§ **Exercise aim**: Pull out every line of the listing below where "express" appears.

Data items:
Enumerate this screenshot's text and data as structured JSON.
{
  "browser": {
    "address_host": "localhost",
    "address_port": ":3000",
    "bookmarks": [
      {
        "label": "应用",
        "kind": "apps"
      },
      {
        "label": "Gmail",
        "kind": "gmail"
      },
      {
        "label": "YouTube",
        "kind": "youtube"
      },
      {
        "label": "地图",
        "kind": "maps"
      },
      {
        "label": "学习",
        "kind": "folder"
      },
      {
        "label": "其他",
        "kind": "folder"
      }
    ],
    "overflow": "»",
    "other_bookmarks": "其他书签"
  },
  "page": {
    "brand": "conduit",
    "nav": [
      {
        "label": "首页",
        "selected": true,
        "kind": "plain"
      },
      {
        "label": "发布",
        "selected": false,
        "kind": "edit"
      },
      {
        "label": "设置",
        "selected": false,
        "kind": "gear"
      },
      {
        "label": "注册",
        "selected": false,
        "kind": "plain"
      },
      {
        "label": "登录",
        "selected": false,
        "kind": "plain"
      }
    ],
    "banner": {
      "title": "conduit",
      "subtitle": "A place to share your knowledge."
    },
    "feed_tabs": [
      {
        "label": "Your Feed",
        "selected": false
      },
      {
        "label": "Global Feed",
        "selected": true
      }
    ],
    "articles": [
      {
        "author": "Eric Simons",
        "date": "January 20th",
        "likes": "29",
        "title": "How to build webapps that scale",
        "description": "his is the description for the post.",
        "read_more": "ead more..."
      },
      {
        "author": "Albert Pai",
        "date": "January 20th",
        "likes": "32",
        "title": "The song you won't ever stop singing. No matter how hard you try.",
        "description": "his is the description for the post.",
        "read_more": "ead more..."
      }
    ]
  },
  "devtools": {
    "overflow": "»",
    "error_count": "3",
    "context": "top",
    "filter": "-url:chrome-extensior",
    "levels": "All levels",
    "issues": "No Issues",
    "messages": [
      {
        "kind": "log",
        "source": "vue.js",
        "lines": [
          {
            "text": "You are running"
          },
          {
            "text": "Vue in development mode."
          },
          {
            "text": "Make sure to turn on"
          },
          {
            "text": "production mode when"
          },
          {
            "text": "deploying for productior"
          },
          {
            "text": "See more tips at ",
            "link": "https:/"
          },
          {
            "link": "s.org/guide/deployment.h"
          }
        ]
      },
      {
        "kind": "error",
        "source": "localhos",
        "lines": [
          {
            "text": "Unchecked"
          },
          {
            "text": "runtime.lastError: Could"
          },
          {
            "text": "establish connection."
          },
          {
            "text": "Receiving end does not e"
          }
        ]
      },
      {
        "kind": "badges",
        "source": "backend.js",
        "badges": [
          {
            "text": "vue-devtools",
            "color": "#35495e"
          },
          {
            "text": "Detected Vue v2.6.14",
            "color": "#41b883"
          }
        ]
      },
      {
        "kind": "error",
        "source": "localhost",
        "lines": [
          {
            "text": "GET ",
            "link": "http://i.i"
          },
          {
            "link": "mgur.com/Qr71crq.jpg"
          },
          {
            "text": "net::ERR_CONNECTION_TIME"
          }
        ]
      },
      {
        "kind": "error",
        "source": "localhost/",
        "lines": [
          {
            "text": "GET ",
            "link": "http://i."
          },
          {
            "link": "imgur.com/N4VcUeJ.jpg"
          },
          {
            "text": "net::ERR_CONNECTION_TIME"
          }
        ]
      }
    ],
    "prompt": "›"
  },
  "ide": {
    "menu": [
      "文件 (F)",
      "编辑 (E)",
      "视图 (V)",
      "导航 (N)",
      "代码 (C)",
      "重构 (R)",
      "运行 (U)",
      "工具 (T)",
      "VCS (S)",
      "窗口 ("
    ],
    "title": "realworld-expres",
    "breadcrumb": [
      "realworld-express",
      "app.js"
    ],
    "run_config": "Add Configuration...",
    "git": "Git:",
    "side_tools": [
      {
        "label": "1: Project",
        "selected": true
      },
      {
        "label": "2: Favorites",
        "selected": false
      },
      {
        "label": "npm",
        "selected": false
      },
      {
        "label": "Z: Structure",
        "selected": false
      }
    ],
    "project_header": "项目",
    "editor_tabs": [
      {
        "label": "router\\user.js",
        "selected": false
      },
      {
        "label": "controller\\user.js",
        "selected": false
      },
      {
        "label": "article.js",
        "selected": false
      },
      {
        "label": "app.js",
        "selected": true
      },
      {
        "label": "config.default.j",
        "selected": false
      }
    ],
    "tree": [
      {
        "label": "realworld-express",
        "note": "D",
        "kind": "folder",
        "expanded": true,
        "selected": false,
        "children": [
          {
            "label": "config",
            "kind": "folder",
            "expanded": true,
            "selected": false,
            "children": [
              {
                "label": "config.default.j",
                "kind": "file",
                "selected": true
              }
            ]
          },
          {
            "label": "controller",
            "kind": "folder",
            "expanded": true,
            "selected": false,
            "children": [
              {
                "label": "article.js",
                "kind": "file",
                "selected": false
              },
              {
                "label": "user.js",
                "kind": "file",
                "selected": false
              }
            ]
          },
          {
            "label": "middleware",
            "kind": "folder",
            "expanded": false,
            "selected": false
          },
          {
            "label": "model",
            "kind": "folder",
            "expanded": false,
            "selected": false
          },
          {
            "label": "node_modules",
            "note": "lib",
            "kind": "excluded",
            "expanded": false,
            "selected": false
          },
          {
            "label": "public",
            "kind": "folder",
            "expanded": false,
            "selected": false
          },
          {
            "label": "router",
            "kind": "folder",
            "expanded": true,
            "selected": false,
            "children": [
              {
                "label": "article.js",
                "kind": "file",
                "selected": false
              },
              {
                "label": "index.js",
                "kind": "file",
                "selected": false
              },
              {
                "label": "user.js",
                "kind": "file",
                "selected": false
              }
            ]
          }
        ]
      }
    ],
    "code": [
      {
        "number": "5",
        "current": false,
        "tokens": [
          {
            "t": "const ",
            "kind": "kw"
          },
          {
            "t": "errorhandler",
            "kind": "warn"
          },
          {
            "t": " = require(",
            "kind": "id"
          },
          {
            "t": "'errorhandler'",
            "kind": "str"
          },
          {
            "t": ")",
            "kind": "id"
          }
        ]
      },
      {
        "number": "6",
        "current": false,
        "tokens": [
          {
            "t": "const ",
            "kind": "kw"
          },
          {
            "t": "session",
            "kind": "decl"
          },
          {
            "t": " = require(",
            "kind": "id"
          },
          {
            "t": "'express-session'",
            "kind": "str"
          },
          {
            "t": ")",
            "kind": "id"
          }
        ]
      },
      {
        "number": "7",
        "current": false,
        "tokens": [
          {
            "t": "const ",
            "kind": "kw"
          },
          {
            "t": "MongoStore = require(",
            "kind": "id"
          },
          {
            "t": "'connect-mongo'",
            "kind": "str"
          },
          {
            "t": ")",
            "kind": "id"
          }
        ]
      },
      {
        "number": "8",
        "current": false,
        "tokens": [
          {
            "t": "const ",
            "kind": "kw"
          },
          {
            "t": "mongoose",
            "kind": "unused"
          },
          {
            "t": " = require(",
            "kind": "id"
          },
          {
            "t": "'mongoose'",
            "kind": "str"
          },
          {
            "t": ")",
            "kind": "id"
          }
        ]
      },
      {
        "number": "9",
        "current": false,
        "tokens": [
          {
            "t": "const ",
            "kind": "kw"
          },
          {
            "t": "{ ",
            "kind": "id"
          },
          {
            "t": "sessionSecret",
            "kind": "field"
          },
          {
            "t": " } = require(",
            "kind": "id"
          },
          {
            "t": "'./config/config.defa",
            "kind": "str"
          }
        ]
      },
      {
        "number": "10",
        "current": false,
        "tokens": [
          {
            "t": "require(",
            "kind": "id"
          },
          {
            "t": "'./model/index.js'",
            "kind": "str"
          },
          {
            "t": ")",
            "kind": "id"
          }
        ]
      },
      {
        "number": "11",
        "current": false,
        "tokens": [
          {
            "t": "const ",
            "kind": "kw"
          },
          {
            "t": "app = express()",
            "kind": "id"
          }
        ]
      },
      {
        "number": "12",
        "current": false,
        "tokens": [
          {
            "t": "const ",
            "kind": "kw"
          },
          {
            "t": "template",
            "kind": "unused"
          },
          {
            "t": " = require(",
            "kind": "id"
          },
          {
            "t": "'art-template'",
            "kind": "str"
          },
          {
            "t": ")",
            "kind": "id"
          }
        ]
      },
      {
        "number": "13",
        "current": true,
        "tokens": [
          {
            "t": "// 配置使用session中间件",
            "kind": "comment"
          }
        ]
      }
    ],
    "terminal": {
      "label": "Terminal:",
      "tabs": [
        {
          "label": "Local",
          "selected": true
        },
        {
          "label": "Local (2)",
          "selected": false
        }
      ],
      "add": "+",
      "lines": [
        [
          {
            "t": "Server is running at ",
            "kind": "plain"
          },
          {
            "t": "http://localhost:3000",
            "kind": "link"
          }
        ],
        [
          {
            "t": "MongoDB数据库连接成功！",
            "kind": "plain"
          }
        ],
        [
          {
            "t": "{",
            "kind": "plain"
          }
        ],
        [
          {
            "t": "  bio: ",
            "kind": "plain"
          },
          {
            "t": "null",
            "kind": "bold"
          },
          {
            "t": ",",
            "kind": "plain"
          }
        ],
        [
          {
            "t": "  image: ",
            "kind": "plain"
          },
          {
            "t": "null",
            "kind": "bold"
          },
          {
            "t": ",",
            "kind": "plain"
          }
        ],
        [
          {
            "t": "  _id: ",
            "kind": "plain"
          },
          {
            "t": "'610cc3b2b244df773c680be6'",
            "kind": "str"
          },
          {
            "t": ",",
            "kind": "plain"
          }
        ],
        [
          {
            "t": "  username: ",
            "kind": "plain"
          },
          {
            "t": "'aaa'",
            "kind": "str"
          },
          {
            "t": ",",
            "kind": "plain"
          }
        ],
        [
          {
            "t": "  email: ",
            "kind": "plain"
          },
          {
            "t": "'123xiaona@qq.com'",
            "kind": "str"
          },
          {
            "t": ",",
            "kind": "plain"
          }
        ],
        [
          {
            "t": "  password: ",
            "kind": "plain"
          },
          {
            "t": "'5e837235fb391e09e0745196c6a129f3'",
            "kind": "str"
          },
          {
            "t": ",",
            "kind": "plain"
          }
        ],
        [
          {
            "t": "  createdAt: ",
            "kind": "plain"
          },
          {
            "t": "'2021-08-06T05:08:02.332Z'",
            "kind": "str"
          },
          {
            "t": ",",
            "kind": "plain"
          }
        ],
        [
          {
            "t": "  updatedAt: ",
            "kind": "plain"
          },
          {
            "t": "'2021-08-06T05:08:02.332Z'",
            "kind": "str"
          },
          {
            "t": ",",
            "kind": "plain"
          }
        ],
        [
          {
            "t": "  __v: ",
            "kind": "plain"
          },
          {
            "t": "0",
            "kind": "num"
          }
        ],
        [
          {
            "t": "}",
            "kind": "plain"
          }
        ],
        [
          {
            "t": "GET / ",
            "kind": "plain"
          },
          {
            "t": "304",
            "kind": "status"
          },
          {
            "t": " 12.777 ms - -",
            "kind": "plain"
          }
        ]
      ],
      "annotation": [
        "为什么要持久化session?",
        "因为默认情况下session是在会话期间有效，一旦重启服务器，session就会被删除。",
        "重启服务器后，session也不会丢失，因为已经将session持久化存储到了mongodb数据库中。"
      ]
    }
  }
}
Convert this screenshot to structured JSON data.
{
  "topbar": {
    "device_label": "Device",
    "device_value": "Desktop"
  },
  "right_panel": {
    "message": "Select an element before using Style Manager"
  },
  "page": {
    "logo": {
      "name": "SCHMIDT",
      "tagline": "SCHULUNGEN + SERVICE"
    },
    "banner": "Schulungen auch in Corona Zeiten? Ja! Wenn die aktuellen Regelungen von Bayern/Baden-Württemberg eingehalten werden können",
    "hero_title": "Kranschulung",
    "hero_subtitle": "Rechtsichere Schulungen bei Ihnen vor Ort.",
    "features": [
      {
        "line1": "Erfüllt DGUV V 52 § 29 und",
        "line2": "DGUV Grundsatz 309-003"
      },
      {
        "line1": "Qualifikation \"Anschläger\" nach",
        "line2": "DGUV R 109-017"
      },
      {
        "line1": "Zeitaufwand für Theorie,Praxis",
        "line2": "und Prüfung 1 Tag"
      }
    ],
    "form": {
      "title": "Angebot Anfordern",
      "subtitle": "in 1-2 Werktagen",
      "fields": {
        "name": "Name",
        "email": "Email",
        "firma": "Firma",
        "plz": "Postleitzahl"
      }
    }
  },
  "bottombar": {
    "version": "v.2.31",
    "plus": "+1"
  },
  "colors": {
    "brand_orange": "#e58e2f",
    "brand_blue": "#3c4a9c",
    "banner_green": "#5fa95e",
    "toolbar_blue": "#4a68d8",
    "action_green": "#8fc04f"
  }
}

§ **Result for this exercise**:
      "realworld-express",
        "label": "realworld-express",
            "t": "'express-session'",
            "t": "app = express()",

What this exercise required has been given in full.